- [Exercise]:
The required output is a single number: how many lines of the material contain the string "Website".

(Dataset records)
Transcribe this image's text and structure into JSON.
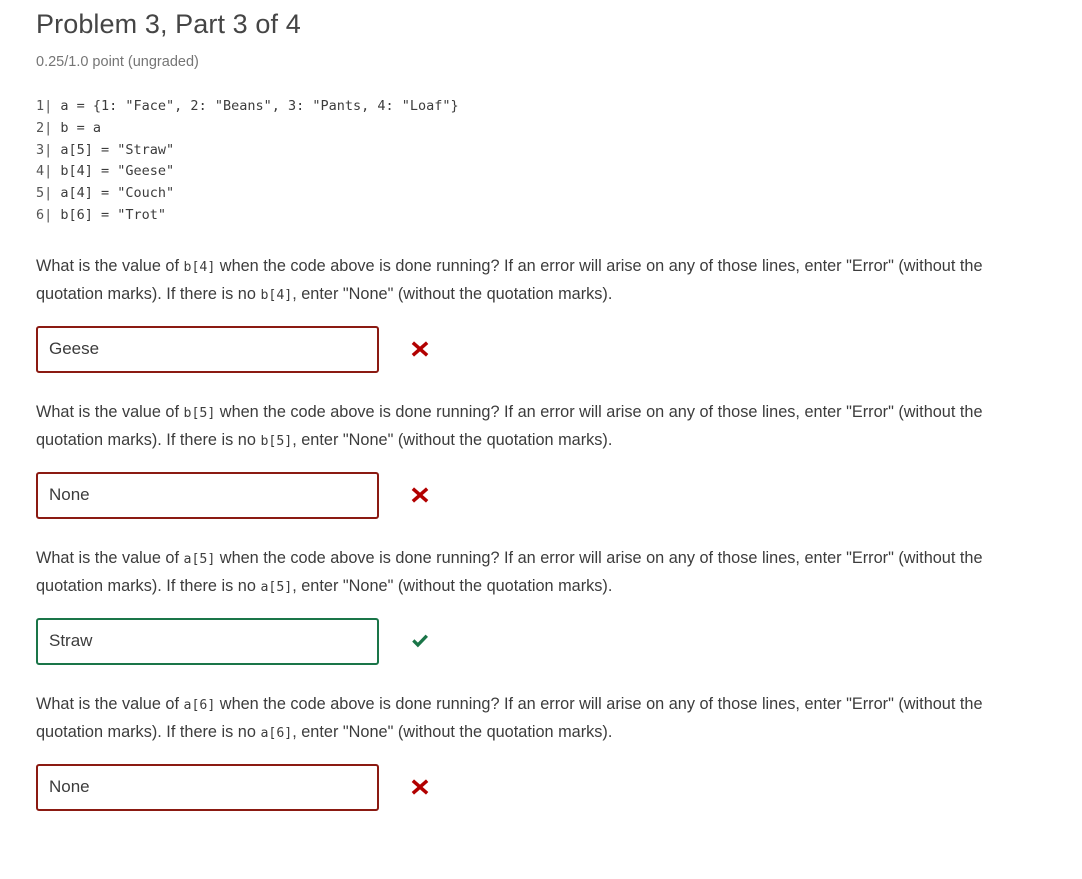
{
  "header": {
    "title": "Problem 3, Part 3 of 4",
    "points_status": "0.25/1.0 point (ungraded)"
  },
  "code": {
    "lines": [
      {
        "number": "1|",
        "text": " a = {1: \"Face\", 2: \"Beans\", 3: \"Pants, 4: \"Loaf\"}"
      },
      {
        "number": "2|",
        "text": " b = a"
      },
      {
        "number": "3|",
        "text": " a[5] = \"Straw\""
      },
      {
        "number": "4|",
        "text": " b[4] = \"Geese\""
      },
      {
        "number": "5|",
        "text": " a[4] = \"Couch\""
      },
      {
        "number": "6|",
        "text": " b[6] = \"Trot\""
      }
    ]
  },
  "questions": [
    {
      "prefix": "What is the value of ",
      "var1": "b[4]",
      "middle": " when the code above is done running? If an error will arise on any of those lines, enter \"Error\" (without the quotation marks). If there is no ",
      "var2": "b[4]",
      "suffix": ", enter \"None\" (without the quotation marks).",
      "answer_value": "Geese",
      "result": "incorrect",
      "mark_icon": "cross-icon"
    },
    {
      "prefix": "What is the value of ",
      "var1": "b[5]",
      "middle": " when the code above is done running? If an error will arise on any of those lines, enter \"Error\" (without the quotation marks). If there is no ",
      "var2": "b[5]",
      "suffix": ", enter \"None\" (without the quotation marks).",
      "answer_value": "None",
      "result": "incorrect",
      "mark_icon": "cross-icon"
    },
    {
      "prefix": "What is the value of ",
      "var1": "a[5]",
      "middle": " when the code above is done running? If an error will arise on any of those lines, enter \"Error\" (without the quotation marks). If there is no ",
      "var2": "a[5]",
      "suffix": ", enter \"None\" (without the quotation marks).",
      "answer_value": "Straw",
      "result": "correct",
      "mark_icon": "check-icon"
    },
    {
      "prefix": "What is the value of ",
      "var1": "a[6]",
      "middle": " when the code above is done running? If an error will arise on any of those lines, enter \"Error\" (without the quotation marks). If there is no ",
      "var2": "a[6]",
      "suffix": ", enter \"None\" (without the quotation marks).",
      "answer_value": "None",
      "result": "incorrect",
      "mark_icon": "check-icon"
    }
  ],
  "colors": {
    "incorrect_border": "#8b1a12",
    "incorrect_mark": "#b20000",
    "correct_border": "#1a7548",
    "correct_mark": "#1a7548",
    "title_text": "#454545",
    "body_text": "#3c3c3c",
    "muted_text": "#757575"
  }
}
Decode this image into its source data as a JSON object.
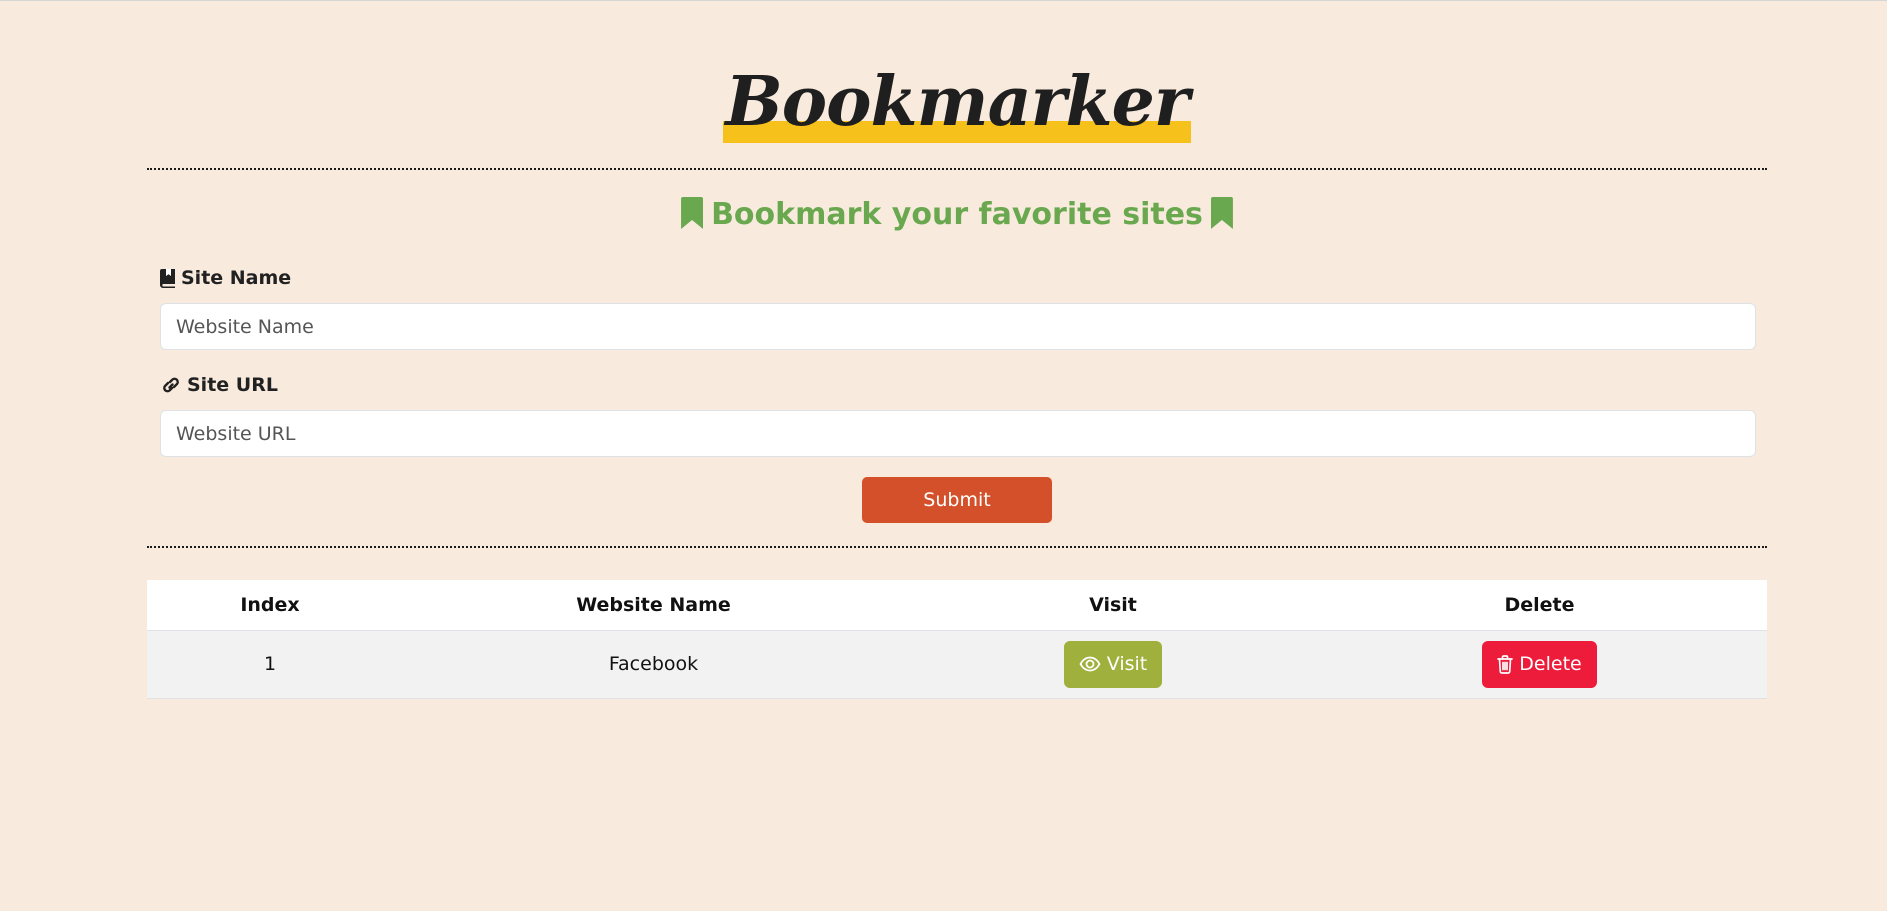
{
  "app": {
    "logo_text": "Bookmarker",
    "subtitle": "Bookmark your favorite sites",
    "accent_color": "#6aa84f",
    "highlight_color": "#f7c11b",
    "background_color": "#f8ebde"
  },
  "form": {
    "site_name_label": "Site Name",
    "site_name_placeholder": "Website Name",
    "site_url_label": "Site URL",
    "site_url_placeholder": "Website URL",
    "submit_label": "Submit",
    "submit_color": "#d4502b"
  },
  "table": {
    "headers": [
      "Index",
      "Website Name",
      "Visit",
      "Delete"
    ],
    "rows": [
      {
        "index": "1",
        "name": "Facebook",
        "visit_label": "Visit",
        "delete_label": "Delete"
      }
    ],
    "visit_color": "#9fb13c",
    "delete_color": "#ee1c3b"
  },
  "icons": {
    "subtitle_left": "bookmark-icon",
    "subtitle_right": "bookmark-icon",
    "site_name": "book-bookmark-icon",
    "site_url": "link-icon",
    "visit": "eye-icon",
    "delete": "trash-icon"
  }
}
...
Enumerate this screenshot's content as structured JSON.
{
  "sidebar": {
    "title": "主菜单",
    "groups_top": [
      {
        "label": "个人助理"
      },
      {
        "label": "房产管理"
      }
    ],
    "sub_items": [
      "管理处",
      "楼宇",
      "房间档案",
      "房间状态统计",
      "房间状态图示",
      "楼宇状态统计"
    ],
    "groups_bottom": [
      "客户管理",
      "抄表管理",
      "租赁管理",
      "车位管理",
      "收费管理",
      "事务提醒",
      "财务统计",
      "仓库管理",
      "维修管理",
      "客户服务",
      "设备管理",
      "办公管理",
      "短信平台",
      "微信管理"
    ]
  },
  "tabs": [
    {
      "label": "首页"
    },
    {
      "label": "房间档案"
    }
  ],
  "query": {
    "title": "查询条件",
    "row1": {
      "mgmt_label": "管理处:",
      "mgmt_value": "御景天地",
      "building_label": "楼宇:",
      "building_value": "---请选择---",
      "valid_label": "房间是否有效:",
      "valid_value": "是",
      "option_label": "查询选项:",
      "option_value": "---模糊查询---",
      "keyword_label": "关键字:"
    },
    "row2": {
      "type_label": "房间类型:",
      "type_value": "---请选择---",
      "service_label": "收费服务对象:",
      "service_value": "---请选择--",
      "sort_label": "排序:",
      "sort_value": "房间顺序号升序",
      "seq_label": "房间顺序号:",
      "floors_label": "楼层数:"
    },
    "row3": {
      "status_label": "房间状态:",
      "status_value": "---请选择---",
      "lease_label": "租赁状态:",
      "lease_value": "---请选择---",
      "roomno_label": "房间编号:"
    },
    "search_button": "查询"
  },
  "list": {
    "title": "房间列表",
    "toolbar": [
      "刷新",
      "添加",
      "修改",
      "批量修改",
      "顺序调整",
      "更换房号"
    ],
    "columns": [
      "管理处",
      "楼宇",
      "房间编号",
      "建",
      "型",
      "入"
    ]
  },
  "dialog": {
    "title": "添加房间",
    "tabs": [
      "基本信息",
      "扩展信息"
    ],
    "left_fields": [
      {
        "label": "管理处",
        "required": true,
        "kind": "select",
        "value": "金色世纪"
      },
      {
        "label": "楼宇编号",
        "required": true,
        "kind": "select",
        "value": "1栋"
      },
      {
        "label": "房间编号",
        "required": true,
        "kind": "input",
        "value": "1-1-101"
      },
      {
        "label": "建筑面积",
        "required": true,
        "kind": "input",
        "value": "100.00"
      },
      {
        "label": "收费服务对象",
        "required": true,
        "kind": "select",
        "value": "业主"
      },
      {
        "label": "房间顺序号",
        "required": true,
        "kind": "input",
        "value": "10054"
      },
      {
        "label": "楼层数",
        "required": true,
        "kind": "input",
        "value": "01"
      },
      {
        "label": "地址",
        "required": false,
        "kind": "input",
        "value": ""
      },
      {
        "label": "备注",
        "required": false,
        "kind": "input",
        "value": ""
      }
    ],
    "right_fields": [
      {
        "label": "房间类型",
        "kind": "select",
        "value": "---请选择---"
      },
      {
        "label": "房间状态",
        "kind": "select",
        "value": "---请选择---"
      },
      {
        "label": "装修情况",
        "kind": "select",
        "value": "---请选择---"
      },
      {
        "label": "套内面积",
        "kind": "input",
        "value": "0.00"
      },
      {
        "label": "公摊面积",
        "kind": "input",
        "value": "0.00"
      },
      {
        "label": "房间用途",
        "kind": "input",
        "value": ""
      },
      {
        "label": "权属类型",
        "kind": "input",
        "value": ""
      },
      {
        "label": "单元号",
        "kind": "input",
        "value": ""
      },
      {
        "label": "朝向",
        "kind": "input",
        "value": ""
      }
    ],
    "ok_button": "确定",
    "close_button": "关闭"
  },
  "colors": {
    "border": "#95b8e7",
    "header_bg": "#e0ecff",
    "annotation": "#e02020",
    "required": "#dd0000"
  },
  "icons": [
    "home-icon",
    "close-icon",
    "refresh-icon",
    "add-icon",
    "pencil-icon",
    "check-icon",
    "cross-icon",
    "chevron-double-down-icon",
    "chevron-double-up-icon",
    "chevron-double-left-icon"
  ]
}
--
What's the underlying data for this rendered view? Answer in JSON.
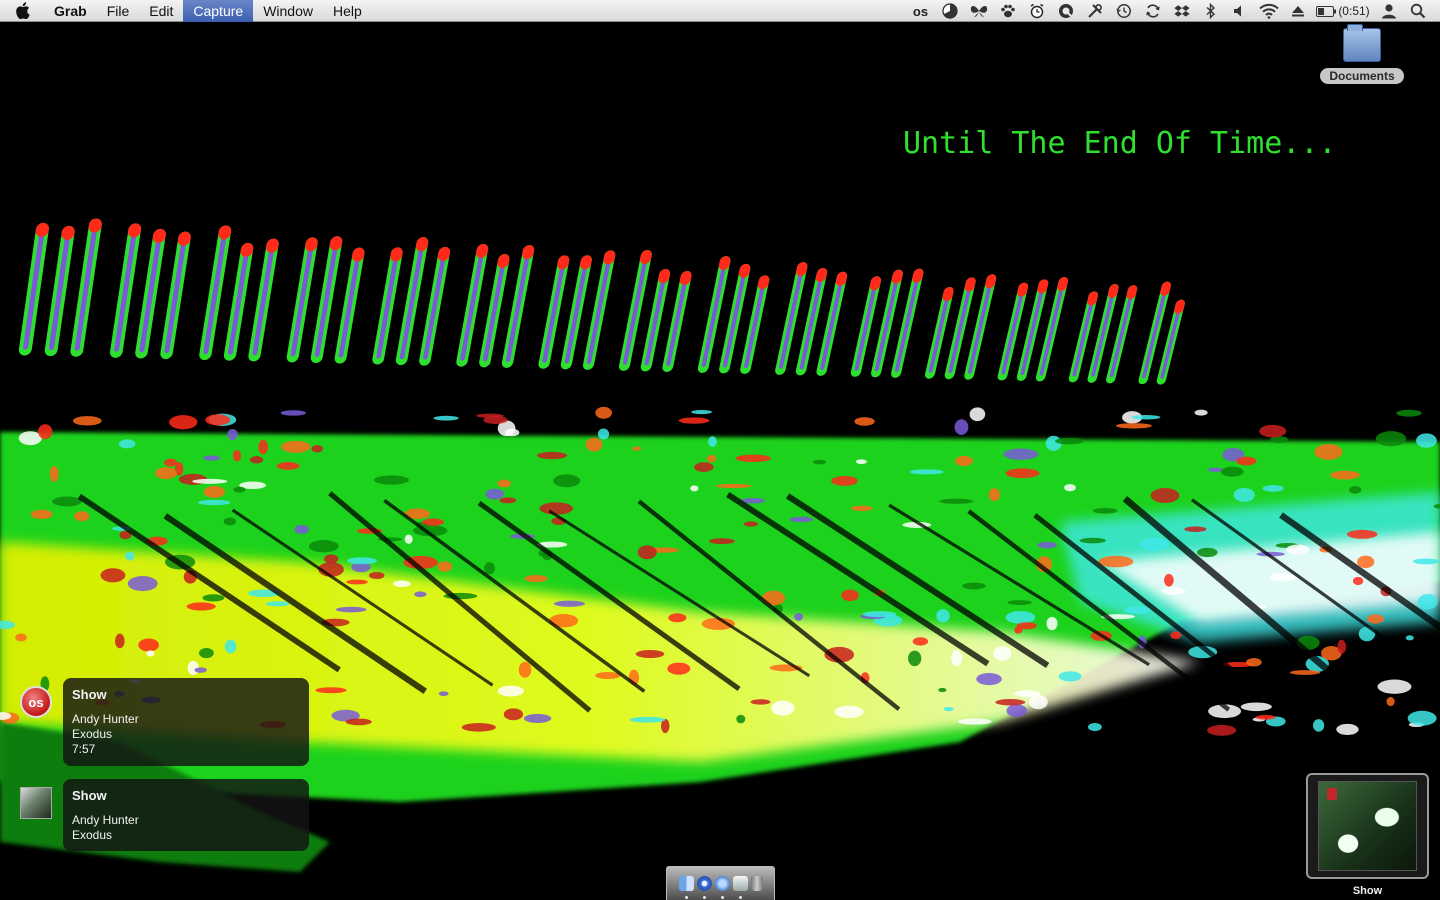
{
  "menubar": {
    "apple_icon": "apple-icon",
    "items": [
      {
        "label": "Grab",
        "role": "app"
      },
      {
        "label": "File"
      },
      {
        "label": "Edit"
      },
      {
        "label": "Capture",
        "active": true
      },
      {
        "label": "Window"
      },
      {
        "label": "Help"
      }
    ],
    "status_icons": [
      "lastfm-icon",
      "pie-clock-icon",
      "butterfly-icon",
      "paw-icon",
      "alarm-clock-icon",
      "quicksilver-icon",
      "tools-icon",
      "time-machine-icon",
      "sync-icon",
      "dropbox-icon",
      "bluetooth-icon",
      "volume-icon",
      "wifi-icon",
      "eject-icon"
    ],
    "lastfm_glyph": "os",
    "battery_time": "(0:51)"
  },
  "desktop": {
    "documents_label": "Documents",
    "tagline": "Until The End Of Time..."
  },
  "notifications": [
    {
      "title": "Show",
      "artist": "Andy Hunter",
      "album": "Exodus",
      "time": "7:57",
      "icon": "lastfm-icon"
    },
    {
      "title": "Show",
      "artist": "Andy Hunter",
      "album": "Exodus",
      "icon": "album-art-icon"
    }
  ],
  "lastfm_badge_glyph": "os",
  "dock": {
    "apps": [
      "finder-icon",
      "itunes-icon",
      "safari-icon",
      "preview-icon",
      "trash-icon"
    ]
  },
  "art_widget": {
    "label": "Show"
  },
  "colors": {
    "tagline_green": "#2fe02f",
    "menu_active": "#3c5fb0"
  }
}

- [Finished answer]:
3